Records from a data source:

- - -

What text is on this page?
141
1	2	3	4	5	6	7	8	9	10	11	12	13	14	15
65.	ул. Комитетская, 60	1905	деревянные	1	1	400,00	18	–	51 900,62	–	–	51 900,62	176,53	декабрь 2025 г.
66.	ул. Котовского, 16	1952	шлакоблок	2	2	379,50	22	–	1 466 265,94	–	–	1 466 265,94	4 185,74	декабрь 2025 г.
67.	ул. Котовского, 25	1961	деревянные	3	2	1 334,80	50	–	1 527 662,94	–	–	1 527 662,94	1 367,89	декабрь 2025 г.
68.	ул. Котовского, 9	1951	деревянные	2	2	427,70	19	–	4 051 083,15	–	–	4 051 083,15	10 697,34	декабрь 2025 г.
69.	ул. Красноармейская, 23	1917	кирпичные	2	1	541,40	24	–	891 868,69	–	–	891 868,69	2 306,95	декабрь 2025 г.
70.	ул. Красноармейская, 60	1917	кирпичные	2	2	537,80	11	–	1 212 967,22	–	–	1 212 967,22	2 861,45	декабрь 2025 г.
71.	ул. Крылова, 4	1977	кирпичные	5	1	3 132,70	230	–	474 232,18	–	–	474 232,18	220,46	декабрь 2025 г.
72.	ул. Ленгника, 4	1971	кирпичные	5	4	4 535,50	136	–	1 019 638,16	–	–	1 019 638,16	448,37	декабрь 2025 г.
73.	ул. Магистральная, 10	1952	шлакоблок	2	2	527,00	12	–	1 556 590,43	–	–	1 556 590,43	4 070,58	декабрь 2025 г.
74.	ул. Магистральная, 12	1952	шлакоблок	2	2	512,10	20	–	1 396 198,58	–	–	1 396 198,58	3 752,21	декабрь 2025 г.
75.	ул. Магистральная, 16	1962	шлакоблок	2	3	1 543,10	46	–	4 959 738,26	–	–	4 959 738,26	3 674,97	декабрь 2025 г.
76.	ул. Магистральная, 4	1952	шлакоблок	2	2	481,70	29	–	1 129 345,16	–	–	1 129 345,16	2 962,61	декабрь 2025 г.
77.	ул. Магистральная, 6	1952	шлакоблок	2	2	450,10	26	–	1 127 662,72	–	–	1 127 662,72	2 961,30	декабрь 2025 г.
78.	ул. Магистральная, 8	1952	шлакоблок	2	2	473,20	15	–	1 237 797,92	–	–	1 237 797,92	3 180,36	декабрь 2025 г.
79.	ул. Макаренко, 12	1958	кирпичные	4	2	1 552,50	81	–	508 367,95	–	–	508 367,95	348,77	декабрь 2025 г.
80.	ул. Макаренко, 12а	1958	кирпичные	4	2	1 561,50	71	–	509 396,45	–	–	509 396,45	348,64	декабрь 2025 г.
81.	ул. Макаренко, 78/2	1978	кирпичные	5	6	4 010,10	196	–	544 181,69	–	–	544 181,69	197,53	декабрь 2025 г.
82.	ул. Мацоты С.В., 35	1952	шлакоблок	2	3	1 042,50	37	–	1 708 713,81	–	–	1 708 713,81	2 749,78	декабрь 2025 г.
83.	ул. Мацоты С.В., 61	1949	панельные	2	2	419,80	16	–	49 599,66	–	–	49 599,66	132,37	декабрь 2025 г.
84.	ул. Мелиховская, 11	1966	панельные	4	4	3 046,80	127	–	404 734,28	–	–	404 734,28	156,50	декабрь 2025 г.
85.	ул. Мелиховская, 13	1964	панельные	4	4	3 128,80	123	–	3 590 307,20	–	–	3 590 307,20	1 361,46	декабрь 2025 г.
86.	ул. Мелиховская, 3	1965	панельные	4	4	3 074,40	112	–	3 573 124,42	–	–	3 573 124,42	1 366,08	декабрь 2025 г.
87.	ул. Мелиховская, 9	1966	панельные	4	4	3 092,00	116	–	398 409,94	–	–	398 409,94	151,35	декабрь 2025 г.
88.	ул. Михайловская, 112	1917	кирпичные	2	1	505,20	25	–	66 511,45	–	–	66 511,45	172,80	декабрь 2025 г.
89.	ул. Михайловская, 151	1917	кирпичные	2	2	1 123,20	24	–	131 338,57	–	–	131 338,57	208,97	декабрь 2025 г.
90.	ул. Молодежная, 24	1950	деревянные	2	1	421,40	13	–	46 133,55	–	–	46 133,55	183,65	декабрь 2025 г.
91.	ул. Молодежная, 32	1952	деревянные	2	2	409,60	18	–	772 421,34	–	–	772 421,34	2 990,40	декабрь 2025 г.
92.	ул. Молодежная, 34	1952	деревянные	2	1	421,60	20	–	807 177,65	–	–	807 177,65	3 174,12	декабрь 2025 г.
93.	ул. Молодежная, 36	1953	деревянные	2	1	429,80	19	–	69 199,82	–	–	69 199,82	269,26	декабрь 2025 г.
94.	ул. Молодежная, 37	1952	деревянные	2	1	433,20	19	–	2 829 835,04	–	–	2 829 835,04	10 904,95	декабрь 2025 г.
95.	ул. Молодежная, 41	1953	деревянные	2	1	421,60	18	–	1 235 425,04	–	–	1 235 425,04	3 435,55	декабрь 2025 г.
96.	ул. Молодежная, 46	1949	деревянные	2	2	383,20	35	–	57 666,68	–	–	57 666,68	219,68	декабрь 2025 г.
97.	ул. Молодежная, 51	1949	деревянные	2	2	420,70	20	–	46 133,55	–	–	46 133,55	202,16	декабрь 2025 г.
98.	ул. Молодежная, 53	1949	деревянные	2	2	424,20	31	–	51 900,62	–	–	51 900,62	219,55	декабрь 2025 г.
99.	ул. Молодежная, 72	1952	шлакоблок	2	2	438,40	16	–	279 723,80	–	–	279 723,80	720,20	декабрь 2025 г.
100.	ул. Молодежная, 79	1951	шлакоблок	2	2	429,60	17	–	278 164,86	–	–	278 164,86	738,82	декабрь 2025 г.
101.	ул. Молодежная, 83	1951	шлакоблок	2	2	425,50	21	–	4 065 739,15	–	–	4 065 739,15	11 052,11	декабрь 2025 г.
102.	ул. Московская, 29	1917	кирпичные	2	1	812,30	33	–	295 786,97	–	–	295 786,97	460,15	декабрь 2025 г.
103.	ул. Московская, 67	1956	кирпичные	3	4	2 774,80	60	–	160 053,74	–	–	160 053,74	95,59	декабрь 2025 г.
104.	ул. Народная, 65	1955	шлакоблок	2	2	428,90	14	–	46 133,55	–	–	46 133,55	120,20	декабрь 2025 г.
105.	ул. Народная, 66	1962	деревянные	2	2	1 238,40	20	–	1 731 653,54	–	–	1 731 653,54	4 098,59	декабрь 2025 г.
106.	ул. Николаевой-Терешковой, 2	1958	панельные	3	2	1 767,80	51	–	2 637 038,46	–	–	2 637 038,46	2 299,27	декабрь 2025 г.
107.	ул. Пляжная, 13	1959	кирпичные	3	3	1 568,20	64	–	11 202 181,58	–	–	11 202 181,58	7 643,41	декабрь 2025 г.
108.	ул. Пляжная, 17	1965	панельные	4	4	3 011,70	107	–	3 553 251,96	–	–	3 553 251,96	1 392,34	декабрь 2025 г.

- - -

Output the listing above exactly as it appears.

- Written response -
What text is on this page?
141
1	2	3	4	5	6	7	8	9	10	11	12	13	14	15
65.	ул. Комитетская, 60	1905	деревянные	1	1	400,00	18	–	51 900,62	–	–	51 900,62	176,53	декабрь 2025 г.
66.	ул. Котовского, 16	1952	шлакоблок	2	2	379,50	22	–	1 466 265,94	–	–	1 466 265,94	4 185,74	декабрь 2025 г.
67.	ул. Котовского, 25	1961	деревянные	3	2	1 334,80	50	–	1 527 662,94	–	–	1 527 662,94	1 367,89	декабрь 2025 г.
68.	ул. Котовского, 9	1951	деревянные	2	2	427,70	19	–	4 051 083,15	–	–	4 051 083,15	10 697,34	декабрь 2025 г.
69.	ул. Красноармейская, 23	1917	кирпичные	2	1	541,40	24	–	891 868,69	–	–	891 868,69	2 306,95	декабрь 2025 г.
70.	ул. Красноармейская, 60	1917	кирпичные	2	2	537,80	11	–	1 212 967,22	–	–	1 212 967,22	2 861,45	декабрь 2025 г.
71.	ул. Крылова, 4	1977	кирпичные	5	1	3 132,70	230	–	474 232,18	–	–	474 232,18	220,46	декабрь 2025 г.
72.	ул. Ленгника, 4	1971	кирпичные	5	4	4 535,50	136	–	1 019 638,16	–	–	1 019 638,16	448,37	декабрь 2025 г.
73.	ул. Магистральная, 10	1952	шлакоблок	2	2	527,00	12	–	1 556 590,43	–	–	1 556 590,43	4 070,58	декабрь 2025 г.
74.	ул. Магистральная, 12	1952	шлакоблок	2	2	512,10	20	–	1 396 198,58	–	–	1 396 198,58	3 752,21	декабрь 2025 г.
75.	ул. Магистральная, 16	1962	шлакоблок	2	3	1 543,10	46	–	4 959 738,26	–	–	4 959 738,26	3 674,97	декабрь 2025 г.
76.	ул. Магистральная, 4	1952	шлакоблок	2	2	481,70	29	–	1 129 345,16	–	–	1 129 345,16	2 962,61	декабрь 2025 г.
77.	ул. Магистральная, 6	1952	шлакоблок	2	2	450,10	26	–	1 127 662,72	–	–	1 127 662,72	2 961,30	декабрь 2025 г.
78.	ул. Магистральная, 8	1952	шлакоблок	2	2	473,20	15	–	1 237 797,92	–	–	1 237 797,92	3 180,36	декабрь 2025 г.
79.	ул. Макаренко, 12	1958	кирпичные	4	2	1 552,50	81	–	508 367,95	–	–	508 367,95	348,77	декабрь 2025 г.
80.	ул. Макаренко, 12а	1958	кирпичные	4	2	1 561,50	71	–	509 396,45	–	–	509 396,45	348,64	декабрь 2025 г.
81.	ул. Макаренко, 78/2	1978	кирпичные	5	6	4 010,10	196	–	544 181,69	–	–	544 181,69	197,53	декабрь 2025 г.
82.	ул. Мацоты С.В., 35	1952	шлакоблок	2	3	1 042,50	37	–	1 708 713,81	–	–	1 708 713,81	2 749,78	декабрь 2025 г.
83.	ул. Мацоты С.В., 61	1949	панельные	2	2	419,80	16	–	49 599,66	–	–	49 599,66	132,37	декабрь 2025 г.
84.	ул. Мелиховская, 11	1966	панельные	4	4	3 046,80	127	–	404 734,28	–	–	404 734,28	156,50	декабрь 2025 г.
85.	ул. Мелиховская, 13	1964	панельные	4	4	3 128,80	123	–	3 590 307,20	–	–	3 590 307,20	1 361,46	декабрь 2025 г.
86.	ул. Мелиховская, 3	1965	панельные	4	4	3 074,40	112	–	3 573 124,42	–	–	3 573 124,42	1 366,08	декабрь 2025 г.
87.	ул. Мелиховская, 9	1966	панельные	4	4	3 092,00	116	–	398 409,94	–	–	398 409,94	151,35	декабрь 2025 г.
88.	ул. Михайловская, 112	1917	кирпичные	2	1	505,20	25	–	66 511,45	–	–	66 511,45	172,80	декабрь 2025 г.
89.	ул. Михайловская, 151	1917	кирпичные	2	2	1 123,20	24	–	131 338,57	–	–	131 338,57	208,97	декабрь 2025 г.
90.	ул. Молодежная, 24	1950	деревянные	2	1	421,40	13	–	46 133,55	–	–	46 133,55	183,65	декабрь 2025 г.
91.	ул. Молодежная, 32	1952	деревянные	2	2	409,60	18	–	772 421,34	–	–	772 421,34	2 990,40	декабрь 2025 г.
92.	ул. Молодежная, 34	1952	деревянные	2	1	421,60	20	–	807 177,65	–	–	807 177,65	3 174,12	декабрь 2025 г.
93.	ул. Молодежная, 36	1953	деревянные	2	1	429,80	19	–	69 199,82	–	–	69 199,82	269,26	декабрь 2025 г.
94.	ул. Молодежная, 37	1952	деревянные	2	1	433,20	19	–	2 829 835,04	–	–	2 829 835,04	10 904,95	декабрь 2025 г.
95.	ул. Молодежная, 41	1953	деревянные	2	1	421,60	18	–	1 235 425,04	–	–	1 235 425,04	3 435,55	декабрь 2025 г.
96.	ул. Молодежная, 46	1949	деревянные	2	2	383,20	35	–	57 666,68	–	–	57 666,68	219,68	декабрь 2025 г.
97.	ул. Молодежная, 51	1949	деревянные	2	2	420,70	20	–	46 133,55	–	–	46 133,55	202,16	декабрь 2025 г.
98.	ул. Молодежная, 53	1949	деревянные	2	2	424,20	31	–	51 900,62	–	–	51 900,62	219,55	декабрь 2025 г.
99.	ул. Молодежная, 72	1952	шлакоблок	2	2	438,40	16	–	279 723,80	–	–	279 723,80	720,20	декабрь 2025 г.
100.	ул. Молодежная, 79	1951	шлакоблок	2	2	429,60	17	–	278 164,86	–	–	278 164,86	738,82	декабрь 2025 г.
101.	ул. Молодежная, 83	1951	шлакоблок	2	2	425,50	21	–	4 065 739,15	–	–	4 065 739,15	11 052,11	декабрь 2025 г.
102.	ул. Московская, 29	1917	кирпичные	2	1	812,30	33	–	295 786,97	–	–	295 786,97	460,15	декабрь 2025 г.
103.	ул. Московская, 67	1956	кирпичные	3	4	2 774,80	60	–	160 053,74	–	–	160 053,74	95,59	декабрь 2025 г.
104.	ул. Народная, 65	1955	шлакоблок	2	2	428,90	14	–	46 133,55	–	–	46 133,55	120,20	декабрь 2025 г.
105.	ул. Народная, 66	1962	деревянные	2	2	1 238,40	20	–	1 731 653,54	–	–	1 731 653,54	4 098,59	декабрь 2025 г.
106.	ул. Николаевой-Терешковой, 2	1958	панельные	3	2	1 767,80	51	–	2 637 038,46	–	–	2 637 038,46	2 299,27	декабрь 2025 г.
107.	ул. Пляжная, 13	1959	кирпичные	3	3	1 568,20	64	–	11 202 181,58	–	–	11 202 181,58	7 643,41	декабрь 2025 г.
108.	ул. Пляжная, 17	1965	панельные	4	4	3 011,70	107	–	3 553 251,96	–	–	3 553 251,96	1 392,34	декабрь 2025 г.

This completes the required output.